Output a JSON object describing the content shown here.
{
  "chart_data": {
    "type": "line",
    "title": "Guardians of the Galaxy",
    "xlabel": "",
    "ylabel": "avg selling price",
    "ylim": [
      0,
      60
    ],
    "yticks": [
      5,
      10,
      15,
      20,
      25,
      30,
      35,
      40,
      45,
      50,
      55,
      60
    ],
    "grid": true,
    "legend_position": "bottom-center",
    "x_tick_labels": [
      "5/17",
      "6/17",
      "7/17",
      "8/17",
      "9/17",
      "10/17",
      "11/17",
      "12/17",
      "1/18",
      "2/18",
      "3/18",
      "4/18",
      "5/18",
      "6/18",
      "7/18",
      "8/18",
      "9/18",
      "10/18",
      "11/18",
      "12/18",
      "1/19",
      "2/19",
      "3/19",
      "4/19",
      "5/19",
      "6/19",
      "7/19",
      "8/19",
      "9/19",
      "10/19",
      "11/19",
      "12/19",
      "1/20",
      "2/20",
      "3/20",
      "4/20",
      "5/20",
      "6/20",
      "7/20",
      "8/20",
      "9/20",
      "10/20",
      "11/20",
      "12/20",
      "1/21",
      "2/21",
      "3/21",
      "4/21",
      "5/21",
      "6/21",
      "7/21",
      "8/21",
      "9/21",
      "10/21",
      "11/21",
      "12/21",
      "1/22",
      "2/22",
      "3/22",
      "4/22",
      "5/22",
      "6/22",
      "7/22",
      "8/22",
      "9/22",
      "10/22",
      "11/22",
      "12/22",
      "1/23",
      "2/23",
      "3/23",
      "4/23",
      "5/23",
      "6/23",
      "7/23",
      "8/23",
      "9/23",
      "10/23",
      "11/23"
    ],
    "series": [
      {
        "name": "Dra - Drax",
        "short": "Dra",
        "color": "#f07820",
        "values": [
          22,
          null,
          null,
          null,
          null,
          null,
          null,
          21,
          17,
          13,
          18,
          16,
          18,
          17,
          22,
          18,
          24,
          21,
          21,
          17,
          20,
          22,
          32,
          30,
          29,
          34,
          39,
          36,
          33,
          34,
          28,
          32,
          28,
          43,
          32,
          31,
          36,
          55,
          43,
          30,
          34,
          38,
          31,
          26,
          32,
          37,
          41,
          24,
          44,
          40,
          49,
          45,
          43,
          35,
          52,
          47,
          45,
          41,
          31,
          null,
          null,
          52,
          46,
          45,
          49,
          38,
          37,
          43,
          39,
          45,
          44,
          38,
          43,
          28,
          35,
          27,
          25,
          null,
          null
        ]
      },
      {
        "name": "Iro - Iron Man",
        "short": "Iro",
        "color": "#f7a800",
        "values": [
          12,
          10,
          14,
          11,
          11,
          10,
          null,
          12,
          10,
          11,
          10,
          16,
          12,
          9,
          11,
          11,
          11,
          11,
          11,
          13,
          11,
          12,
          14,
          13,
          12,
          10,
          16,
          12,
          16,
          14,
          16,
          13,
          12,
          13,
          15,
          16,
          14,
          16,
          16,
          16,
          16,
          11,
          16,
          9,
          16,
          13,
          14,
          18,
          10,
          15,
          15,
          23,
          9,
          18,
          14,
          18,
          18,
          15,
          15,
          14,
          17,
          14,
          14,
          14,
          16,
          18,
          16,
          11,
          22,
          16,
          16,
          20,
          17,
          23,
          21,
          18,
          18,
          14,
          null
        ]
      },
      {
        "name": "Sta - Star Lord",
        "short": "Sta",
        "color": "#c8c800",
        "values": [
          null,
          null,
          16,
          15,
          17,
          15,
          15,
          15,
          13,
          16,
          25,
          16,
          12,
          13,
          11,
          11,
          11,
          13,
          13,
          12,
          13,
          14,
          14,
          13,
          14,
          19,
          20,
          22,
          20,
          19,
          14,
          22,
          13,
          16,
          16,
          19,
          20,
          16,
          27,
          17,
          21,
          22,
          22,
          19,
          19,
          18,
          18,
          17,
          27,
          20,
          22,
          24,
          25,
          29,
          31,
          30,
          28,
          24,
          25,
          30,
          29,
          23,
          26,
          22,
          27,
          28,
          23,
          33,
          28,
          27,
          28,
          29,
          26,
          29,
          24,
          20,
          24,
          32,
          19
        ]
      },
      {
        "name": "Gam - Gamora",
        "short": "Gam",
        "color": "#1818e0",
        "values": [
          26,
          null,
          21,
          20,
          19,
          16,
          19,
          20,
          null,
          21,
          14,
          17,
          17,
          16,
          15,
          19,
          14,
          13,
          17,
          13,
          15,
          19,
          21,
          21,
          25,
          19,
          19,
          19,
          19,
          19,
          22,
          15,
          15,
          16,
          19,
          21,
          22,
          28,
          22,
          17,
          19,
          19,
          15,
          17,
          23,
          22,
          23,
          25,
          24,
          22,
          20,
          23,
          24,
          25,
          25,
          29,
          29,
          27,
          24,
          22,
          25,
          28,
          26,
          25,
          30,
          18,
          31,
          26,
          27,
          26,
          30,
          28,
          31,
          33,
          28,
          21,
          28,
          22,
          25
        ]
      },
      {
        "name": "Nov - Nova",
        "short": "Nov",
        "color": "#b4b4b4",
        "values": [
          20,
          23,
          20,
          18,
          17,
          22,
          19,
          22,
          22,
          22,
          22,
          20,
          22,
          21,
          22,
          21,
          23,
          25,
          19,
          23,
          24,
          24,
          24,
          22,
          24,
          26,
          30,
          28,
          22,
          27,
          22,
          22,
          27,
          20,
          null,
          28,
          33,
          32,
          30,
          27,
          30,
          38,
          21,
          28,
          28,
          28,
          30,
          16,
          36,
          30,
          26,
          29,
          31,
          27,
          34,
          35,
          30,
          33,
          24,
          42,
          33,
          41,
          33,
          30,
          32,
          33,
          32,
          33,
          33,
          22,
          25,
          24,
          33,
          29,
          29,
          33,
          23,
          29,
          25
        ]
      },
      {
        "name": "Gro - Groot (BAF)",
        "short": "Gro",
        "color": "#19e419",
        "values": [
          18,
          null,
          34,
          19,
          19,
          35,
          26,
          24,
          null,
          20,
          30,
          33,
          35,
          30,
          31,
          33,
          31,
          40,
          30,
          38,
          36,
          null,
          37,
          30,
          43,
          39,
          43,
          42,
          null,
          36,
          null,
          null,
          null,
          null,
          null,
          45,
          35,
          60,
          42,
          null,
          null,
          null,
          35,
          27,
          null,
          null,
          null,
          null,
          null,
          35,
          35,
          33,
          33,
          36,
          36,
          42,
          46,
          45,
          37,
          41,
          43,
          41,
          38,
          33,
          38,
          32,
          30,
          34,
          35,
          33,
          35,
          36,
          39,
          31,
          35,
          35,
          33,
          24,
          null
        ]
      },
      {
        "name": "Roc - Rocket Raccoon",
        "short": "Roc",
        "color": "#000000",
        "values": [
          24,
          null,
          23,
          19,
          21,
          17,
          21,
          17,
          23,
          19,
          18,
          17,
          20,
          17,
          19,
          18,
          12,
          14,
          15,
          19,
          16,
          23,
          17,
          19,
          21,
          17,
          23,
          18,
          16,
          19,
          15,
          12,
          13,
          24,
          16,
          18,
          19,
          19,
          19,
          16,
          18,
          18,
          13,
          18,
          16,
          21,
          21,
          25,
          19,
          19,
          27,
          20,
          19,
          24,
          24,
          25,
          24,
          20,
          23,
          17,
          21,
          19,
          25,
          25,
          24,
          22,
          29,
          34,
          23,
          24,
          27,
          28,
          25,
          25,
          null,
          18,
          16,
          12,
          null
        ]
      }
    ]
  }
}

Problem to work on: Pick out every line holding the string "name" and return it.

Final result:
        "name": "Dra - Drax",
        "name": "Iro - Iron Man",
        "name": "Sta - Star Lord",
        "name": "Gam - Gamora",
        "name": "Nov - Nova",
        "name": "Gro - Groot (BAF)",
        "name": "Roc - Rocket Raccoon",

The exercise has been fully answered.